• _Exercise aim_: Check every line of the entries for "name", and copy the lines that hold it.

********************

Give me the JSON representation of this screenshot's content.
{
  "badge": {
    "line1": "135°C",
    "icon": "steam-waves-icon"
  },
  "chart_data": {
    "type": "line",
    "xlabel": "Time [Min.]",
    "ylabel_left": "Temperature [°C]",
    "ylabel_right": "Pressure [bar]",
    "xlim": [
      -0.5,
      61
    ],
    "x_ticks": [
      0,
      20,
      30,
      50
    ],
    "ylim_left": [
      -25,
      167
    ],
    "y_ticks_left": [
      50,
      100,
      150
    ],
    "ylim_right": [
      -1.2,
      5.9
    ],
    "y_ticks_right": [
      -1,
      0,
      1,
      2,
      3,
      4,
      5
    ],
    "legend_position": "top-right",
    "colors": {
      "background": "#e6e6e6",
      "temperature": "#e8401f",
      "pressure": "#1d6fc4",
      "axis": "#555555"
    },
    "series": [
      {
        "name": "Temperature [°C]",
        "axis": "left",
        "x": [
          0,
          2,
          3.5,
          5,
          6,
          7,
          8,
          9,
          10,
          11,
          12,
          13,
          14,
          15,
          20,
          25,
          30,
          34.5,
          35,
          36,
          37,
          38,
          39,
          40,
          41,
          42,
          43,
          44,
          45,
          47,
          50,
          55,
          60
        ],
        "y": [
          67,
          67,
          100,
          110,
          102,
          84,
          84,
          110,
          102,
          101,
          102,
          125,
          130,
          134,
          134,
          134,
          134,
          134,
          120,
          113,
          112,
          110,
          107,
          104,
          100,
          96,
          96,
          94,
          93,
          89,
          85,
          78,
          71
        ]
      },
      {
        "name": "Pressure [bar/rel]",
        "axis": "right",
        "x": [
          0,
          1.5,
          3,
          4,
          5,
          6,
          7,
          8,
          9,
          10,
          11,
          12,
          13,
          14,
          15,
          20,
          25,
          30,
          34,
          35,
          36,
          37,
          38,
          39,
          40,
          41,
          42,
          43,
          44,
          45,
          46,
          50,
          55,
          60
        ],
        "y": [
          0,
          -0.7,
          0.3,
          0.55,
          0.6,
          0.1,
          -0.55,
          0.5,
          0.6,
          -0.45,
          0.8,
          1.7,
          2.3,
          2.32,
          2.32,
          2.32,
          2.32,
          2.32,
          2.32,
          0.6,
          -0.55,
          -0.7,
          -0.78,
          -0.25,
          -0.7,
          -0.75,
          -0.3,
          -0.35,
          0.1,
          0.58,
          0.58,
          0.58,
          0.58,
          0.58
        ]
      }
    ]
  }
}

********************

• _Output for this task_:
        "name": "Temperature [°C]",
        "name": "Pressure [bar/rel]",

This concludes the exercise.